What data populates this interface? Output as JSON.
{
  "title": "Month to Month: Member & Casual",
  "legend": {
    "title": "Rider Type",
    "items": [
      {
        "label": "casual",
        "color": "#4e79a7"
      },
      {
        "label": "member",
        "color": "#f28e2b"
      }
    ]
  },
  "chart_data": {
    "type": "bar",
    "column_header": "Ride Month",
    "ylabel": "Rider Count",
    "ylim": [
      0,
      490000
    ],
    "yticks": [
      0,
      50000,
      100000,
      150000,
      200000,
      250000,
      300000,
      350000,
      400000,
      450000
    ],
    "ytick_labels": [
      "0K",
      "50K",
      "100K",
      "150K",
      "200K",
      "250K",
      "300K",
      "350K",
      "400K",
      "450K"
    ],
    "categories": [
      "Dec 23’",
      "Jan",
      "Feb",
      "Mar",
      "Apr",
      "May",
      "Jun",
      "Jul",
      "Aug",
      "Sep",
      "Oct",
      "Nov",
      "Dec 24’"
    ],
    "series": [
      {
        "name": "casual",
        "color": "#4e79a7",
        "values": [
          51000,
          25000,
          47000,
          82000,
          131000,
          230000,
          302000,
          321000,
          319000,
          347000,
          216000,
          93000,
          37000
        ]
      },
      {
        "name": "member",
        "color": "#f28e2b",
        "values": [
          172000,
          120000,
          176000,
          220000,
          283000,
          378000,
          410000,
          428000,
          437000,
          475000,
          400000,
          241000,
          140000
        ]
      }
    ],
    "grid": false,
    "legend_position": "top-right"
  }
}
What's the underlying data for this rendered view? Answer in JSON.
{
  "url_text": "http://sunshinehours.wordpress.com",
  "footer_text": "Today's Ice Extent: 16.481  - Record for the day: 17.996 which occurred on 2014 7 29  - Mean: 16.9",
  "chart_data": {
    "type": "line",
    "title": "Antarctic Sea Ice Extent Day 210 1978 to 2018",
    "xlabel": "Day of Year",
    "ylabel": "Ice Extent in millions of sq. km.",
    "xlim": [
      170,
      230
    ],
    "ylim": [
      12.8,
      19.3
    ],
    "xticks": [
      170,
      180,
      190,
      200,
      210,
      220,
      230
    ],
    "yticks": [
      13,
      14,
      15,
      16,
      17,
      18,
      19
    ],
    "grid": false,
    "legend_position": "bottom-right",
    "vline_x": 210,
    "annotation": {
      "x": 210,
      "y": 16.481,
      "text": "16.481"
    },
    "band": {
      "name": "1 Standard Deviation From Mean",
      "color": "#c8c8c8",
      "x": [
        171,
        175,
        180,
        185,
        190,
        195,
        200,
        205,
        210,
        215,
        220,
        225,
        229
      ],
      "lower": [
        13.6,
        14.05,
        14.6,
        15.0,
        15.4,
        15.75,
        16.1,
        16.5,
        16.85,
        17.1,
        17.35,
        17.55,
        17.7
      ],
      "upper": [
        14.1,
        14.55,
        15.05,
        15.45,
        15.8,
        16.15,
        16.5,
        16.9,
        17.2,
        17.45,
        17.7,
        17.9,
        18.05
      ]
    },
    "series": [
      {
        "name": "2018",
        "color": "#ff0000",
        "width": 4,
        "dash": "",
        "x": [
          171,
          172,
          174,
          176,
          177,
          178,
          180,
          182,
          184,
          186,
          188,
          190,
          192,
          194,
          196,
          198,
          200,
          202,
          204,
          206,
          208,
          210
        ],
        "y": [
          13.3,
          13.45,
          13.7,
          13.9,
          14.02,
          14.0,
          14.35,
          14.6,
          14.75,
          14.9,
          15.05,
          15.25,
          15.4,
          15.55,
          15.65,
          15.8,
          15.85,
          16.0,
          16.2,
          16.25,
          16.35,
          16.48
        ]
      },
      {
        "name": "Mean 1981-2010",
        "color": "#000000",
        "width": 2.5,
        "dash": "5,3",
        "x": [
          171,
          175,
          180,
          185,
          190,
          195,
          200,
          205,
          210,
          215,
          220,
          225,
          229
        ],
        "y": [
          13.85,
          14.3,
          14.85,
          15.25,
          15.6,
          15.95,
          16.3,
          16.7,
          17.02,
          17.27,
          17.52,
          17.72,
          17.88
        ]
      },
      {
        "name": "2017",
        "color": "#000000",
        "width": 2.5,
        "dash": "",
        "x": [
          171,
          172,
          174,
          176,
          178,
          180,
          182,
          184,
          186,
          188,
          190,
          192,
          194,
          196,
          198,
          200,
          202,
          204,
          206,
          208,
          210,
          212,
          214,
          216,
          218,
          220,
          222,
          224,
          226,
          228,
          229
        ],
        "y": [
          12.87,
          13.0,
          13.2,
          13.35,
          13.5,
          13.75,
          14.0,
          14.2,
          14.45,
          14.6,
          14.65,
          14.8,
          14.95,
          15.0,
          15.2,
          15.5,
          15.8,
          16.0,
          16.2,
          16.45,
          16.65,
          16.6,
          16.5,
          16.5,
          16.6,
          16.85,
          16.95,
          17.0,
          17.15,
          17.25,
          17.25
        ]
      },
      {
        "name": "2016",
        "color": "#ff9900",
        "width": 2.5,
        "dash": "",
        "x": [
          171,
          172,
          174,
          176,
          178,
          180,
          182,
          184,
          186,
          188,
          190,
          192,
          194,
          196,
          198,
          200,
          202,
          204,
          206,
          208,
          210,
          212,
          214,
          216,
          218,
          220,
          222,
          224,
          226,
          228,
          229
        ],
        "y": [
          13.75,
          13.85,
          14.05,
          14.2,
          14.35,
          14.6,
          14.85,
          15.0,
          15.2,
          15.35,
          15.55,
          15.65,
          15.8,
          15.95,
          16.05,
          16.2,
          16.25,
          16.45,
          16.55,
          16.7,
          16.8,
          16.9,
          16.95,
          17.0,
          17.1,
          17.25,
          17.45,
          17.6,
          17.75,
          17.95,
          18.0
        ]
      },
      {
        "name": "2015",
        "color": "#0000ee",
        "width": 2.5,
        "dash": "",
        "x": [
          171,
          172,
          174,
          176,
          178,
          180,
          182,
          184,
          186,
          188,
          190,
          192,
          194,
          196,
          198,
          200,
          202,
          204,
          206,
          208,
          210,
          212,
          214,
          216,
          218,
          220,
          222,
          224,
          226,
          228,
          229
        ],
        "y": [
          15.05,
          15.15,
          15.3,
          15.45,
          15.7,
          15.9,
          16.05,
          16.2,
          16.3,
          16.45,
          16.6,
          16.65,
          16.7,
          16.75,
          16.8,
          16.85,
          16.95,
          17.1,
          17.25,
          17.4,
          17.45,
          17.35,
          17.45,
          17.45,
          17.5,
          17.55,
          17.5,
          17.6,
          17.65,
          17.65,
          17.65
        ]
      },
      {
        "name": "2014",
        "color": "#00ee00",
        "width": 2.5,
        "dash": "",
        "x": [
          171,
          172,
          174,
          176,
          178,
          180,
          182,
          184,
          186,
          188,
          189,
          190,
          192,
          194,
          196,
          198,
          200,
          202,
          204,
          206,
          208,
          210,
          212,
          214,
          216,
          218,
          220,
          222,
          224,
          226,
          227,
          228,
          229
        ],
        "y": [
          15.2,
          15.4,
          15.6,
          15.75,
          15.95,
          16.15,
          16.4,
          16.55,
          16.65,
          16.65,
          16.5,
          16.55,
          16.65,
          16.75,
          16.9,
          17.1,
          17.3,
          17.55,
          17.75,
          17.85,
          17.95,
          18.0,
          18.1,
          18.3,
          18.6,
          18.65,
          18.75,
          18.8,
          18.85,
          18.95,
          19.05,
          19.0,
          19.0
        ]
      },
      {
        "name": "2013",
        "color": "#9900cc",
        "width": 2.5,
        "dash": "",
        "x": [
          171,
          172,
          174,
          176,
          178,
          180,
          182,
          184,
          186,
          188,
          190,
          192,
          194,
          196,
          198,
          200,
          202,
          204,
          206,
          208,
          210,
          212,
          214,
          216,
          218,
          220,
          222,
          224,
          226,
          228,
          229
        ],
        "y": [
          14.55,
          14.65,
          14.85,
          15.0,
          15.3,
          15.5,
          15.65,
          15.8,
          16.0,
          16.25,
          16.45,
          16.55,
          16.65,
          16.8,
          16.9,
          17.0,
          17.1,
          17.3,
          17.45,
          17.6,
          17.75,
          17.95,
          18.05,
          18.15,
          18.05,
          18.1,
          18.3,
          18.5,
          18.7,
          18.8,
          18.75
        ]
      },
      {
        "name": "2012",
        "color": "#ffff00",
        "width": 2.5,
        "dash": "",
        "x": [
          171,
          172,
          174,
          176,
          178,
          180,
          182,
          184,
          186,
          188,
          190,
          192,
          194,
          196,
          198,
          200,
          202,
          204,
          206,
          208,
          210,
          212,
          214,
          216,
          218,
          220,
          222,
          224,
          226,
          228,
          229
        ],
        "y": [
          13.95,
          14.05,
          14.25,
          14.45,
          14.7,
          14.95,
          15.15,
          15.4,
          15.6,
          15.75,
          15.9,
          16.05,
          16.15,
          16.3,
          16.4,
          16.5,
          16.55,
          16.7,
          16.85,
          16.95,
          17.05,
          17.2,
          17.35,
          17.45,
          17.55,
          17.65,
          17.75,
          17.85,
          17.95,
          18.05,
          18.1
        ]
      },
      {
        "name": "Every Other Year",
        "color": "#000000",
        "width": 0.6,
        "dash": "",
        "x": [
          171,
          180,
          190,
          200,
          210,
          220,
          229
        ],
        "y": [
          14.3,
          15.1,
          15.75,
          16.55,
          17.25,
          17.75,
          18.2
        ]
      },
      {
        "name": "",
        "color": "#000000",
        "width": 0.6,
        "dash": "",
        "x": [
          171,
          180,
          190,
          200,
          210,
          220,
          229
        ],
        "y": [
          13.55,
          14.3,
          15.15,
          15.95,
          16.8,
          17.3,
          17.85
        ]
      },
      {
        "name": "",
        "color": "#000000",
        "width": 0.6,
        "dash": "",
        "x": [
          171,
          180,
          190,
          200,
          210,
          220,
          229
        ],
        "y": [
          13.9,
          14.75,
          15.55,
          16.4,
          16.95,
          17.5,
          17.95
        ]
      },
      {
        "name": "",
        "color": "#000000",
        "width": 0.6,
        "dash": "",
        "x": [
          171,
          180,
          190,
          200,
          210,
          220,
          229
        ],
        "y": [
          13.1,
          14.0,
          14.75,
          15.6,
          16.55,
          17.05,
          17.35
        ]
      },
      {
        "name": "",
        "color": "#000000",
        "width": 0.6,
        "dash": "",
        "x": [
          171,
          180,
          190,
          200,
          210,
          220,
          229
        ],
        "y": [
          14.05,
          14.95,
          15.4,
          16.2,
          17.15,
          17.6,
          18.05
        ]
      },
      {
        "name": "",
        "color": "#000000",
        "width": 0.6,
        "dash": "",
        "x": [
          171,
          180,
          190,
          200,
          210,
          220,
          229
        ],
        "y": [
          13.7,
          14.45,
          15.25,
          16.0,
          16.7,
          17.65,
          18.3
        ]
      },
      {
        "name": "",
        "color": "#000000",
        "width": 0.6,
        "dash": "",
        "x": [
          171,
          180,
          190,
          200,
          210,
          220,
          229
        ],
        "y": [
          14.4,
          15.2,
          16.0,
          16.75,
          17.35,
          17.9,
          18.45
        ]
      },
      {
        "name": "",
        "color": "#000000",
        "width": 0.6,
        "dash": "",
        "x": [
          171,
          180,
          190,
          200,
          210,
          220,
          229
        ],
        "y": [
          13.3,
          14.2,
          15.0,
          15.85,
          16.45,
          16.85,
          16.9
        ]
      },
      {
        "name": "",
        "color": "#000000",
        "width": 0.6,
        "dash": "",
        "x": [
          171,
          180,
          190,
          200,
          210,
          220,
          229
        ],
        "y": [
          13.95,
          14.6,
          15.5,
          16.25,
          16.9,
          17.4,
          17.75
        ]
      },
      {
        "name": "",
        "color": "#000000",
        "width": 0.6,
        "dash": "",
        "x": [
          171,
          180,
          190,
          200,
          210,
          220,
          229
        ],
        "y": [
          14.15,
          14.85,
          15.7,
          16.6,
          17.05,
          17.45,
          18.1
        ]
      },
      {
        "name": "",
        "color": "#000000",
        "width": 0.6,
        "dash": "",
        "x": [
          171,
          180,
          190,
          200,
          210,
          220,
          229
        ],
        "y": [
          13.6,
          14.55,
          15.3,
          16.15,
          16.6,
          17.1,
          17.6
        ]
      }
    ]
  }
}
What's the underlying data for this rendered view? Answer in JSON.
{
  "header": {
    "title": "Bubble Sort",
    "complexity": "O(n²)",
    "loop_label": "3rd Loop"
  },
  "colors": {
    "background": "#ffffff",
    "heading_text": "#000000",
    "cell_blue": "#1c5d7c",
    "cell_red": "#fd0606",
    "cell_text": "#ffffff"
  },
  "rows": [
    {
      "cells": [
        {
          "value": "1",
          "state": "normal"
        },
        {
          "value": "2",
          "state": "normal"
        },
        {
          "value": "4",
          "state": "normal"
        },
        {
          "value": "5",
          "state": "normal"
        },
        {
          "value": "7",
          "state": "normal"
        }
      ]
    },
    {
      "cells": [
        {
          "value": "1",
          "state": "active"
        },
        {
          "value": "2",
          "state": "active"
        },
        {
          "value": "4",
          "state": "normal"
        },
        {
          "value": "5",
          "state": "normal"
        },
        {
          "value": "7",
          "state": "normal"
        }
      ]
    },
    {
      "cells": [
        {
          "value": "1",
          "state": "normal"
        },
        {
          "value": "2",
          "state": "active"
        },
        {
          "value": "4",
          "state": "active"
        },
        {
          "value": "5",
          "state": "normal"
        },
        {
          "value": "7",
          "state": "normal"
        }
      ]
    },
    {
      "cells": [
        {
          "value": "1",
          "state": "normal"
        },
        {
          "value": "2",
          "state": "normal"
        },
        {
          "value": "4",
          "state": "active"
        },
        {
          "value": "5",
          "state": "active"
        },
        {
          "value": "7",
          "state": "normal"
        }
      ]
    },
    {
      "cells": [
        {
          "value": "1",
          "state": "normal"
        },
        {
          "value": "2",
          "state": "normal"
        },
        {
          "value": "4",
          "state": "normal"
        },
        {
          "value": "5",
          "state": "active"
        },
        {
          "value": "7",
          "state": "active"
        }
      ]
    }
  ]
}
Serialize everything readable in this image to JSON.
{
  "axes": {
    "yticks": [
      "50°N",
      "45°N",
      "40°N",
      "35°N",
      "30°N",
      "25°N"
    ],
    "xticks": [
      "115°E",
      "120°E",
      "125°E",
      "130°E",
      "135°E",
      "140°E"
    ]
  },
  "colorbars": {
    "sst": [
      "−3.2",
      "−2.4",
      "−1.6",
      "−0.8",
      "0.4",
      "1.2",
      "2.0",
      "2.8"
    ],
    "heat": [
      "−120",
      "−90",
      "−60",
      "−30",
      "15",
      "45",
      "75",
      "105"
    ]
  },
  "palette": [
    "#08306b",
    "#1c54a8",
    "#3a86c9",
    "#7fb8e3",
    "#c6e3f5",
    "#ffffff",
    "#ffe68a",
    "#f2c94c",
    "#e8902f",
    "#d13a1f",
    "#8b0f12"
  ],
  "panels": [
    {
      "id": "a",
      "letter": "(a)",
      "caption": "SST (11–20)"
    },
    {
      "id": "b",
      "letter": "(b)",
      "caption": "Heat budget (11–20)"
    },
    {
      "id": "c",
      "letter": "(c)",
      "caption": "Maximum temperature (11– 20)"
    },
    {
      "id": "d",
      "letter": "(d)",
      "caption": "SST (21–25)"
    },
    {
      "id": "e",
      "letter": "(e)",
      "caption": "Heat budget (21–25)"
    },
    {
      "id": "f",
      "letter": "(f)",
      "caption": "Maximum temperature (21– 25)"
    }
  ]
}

■ Short exercise
From the listing above, find the number of lines with the word "Extent" in them. Answer with the number only.

■ Finished answer
3